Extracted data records
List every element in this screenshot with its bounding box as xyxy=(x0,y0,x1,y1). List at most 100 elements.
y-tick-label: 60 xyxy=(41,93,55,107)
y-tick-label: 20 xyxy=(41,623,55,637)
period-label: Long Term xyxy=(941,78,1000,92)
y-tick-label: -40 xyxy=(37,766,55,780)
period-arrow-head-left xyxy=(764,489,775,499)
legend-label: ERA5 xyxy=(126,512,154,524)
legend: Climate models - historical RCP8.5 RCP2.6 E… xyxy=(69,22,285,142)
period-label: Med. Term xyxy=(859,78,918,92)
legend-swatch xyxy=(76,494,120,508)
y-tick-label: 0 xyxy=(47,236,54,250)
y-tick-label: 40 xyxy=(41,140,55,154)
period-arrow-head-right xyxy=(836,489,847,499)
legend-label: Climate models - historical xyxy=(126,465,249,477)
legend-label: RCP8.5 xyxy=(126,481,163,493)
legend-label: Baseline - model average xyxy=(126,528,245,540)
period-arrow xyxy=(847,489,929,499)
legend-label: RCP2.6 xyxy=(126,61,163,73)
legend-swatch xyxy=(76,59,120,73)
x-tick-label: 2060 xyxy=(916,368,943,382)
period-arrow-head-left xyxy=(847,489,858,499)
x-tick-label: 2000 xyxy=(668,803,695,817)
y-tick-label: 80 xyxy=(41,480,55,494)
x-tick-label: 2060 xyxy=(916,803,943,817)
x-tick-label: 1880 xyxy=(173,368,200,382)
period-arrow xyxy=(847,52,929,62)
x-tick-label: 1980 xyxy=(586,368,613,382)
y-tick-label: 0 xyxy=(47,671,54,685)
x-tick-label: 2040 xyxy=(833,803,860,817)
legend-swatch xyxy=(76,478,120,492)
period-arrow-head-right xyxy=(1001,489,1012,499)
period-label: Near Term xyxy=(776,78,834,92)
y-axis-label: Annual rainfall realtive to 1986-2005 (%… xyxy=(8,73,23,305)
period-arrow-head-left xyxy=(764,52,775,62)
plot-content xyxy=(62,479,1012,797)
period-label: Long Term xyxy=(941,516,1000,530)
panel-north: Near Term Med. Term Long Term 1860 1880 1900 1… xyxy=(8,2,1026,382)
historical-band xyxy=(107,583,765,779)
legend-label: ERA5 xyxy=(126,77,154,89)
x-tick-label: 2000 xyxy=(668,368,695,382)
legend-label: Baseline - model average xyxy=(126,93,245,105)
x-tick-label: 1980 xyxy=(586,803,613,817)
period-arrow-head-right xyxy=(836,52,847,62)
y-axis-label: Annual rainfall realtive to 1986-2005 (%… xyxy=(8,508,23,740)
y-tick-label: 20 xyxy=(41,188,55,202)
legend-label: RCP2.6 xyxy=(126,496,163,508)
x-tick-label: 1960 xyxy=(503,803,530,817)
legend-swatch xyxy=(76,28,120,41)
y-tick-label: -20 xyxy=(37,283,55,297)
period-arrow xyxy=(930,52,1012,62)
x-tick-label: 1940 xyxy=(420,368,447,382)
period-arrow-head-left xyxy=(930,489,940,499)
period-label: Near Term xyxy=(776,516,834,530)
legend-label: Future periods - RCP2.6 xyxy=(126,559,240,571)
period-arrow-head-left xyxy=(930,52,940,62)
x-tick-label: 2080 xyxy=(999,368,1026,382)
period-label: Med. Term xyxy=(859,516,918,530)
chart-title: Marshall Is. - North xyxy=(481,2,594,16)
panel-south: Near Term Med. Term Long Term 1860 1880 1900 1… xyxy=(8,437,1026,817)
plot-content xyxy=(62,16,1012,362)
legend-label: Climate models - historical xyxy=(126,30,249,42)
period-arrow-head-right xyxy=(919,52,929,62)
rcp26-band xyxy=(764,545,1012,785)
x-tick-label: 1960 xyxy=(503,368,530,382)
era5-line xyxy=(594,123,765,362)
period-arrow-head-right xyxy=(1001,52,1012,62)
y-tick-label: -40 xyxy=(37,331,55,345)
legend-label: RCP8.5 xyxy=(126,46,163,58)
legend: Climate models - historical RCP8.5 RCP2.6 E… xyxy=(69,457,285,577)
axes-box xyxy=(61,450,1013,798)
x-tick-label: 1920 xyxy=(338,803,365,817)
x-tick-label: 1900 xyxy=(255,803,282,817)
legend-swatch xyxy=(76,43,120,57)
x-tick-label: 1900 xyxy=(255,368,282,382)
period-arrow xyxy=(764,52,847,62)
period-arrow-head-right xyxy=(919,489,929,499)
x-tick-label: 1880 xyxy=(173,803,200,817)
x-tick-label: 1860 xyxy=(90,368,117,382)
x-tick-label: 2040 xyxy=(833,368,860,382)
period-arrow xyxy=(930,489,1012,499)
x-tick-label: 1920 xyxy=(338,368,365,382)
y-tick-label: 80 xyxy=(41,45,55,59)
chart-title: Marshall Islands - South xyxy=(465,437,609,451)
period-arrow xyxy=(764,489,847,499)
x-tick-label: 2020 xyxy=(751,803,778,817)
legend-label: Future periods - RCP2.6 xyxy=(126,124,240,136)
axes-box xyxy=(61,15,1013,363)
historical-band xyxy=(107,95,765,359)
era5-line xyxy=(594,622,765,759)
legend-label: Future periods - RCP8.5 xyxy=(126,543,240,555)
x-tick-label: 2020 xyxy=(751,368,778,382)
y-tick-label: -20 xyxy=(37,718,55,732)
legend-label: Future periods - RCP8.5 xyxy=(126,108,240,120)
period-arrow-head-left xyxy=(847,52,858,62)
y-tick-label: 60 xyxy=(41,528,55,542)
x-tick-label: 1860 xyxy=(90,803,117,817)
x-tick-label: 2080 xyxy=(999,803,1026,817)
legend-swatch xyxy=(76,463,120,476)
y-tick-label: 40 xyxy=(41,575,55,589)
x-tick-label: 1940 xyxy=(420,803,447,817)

## Exercise objective:
Turn every line of the records above into a Markdown table with two columns, "Row" for the row number and "Line" for the line itself, leaving out any blank lines.

## Response to this task:
| Row | Line |
|---|---|
| 1 | List every element in this screenshot with its bounding box as xyxy=(x0,y0,x1,y1). List at most 100 elements. |
| 2 | y-tick-label: 60 xyxy=(41,93,55,107) |
| 3 | y-tick-label: 20 xyxy=(41,623,55,637) |
| 4 | period-label: Long Term xyxy=(941,78,1000,92) |
| 5 | y-tick-label: -40 xyxy=(37,766,55,780) |
| 6 | period-arrow-head-left xyxy=(764,489,775,499) |
| 7 | legend-label: ERA5 xyxy=(126,512,154,524) |
| 8 | legend: Climate models - historical RCP8.5 RCP2.6 E… xyxy=(69,22,285,142) |
| 9 | period-label: Med. Term xyxy=(859,78,918,92) |
| 10 | legend-swatch xyxy=(76,494,120,508) |
| 11 | y-tick-label: 0 xyxy=(47,236,54,250) |
| 12 | y-tick-label: 40 xyxy=(41,140,55,154) |
| 13 | period-arrow-head-right xyxy=(836,489,847,499) |
| 14 | legend-label: Climate models - historical xyxy=(126,465,249,477) |
| 15 | legend-label: RCP8.5 xyxy=(126,481,163,493) |
| 16 | legend-label: Baseline - model average xyxy=(126,528,245,540) |
| 17 | period-arrow xyxy=(847,489,929,499) |
| 18 | legend-label: RCP2.6 xyxy=(126,61,163,73) |
| 19 | legend-swatch xyxy=(76,59,120,73) |
| 20 | x-tick-label: 2060 xyxy=(916,368,943,382) |
| 21 | period-arrow-head-left xyxy=(847,489,858,499) |
| 22 | x-tick-label: 2000 xyxy=(668,803,695,817) |
| 23 | y-tick-label: 80 xyxy=(41,480,55,494) |
| 24 | x-tick-label: 2060 xyxy=(916,803,943,817) |
| 25 | x-tick-label: 1880 xyxy=(173,368,200,382) |
| 26 | period-arrow xyxy=(847,52,929,62) |
| 27 | x-tick-label: 1980 xyxy=(586,368,613,382) |
| 28 | y-tick-label: 0 xyxy=(47,671,54,685) |
| 29 | x-tick-label: 2040 xyxy=(833,803,860,817) |
| 30 | legend-swatch xyxy=(76,478,120,492) |
| 31 | period-arrow-head-right xyxy=(1001,489,1012,499) |
| 32 | period-label: Near Term xyxy=(776,78,834,92) |
| 33 | y-axis-label: Annual rainfall realtive to 1986-2005 (%… xyxy=(8,73,23,305) |
| 34 | period-arrow-head-left xyxy=(764,52,775,62) |
| 35 | plot-content xyxy=(62,479,1012,797) |
| 36 | period-label: Long Term xyxy=(941,516,1000,530) |
| 37 | panel-north: Near Term Med. Term Long Term 1860 1880 1900 1… xyxy=(8,2,1026,382) |
| 38 | historical-band xyxy=(107,583,765,779) |
| 39 | legend-label: ERA5 xyxy=(126,77,154,89) |
| 40 | x-tick-label: 2000 xyxy=(668,368,695,382) |
| 41 | legend-label: Baseline - model average xyxy=(126,93,245,105) |
| 42 | x-tick-label: 1980 xyxy=(586,803,613,817) |
| 43 | period-arrow-head-right xyxy=(836,52,847,62) |
| 44 | y-axis-label: Annual rainfall realtive to 1986-2005 (%… xyxy=(8,508,23,740) |
| 45 | y-tick-label: 20 xyxy=(41,188,55,202) |
| 46 | legend-label: RCP2.6 xyxy=(126,496,163,508) |
| 47 | x-tick-label: 1960 xyxy=(503,803,530,817) |
| 48 | legend-swatch xyxy=(76,28,120,41) |
| 49 | y-tick-label: -20 xyxy=(37,283,55,297) |
| 50 | period-arrow xyxy=(930,52,1012,62) |
| 51 | x-tick-label: 1940 xyxy=(420,368,447,382) |
| 52 | period-arrow-head-left xyxy=(930,489,940,499) |
| 53 | period-label: Near Term xyxy=(776,516,834,530) |
| 54 | legend-label: Future periods - RCP2.6 xyxy=(126,559,240,571) |
| 55 | period-arrow-head-left xyxy=(930,52,940,62) |
| 56 | x-tick-label: 2080 xyxy=(999,368,1026,382) |
| 57 | period-label: Med. Term xyxy=(859,516,918,530) |
| 58 | chart-title: Marshall Is. - North xyxy=(481,2,594,16) |
| 59 | panel-south: Near Term Med. Term Long Term 1860 1880 1900 1… xyxy=(8,437,1026,817) |
| 60 | plot-content xyxy=(62,16,1012,362) |
| 61 | legend-label: Climate models - historical xyxy=(126,30,249,42) |
| 62 | period-arrow-head-right xyxy=(919,52,929,62) |
| 63 | rcp26-band xyxy=(764,545,1012,785) |
| 64 | x-tick-label: 1960 xyxy=(503,368,530,382) |
| 65 | era5-line xyxy=(594,123,765,362) |
| 66 | period-arrow-head-right xyxy=(1001,52,1012,62) |
| 67 | y-tick-label: -40 xyxy=(37,331,55,345) |
| 68 | legend-label: RCP8.5 xyxy=(126,46,163,58) |
| 69 | legend: Climate models - historical RCP8.5 RCP2.6 E… xyxy=(69,457,285,577) |
| 70 | axes-box xyxy=(61,450,1013,798) |
| 71 | x-tick-label: 1920 xyxy=(338,803,365,817) |
| 72 | x-tick-label: 1900 xyxy=(255,803,282,817) |
| 73 | legend-swatch xyxy=(76,43,120,57) |
| 74 | x-tick-label: 1900 xyxy=(255,368,282,382) |
| 75 | period-arrow xyxy=(764,52,847,62) |
| 76 | period-arrow-head-right xyxy=(919,489,929,499) |
| 77 | x-tick-label: 1880 xyxy=(173,803,200,817) |
| 78 | x-tick-label: 1860 xyxy=(90,368,117,382) |
| 79 | x-tick-label: 2040 xyxy=(833,368,860,382) |
| 80 | period-arrow xyxy=(930,489,1012,499) |
| 81 | x-tick-label: 1920 xyxy=(338,368,365,382) |
| 82 | y-tick-label: 80 xyxy=(41,45,55,59) |
| 83 | chart-title: Marshall Islands - South xyxy=(465,437,609,451) |
| 84 | period-arrow xyxy=(764,489,847,499) |
| 85 | x-tick-label: 2020 xyxy=(751,803,778,817) |
| 86 | legend-label: Future periods - RCP2.6 xyxy=(126,124,240,136) |
| 87 | axes-box xyxy=(61,15,1013,363) |
| 88 | historical-band xyxy=(107,95,765,359) |
| 89 | era5-line xyxy=(594,622,765,759) |
| 90 | legend-label: Future periods - RCP8.5 xyxy=(126,543,240,555) |
| 91 | x-tick-label: 2020 xyxy=(751,368,778,382) |
| 92 | y-tick-label: -20 xyxy=(37,718,55,732) |
| 93 | legend-label: Future periods - RCP8.5 xyxy=(126,108,240,120) |
| 94 | period-arrow-head-left xyxy=(847,52,858,62) |
| 95 | y-tick-label: 60 xyxy=(41,528,55,542) |
| 96 | x-tick-label: 1860 xyxy=(90,803,117,817) |
| 97 | x-tick-label: 2080 xyxy=(999,803,1026,817) |
| 98 | legend-swatch xyxy=(76,463,120,476) |
| 99 | y-tick-label: 40 xyxy=(41,575,55,589) |
| 100 | x-tick-label: 1940 xyxy=(420,803,447,817) |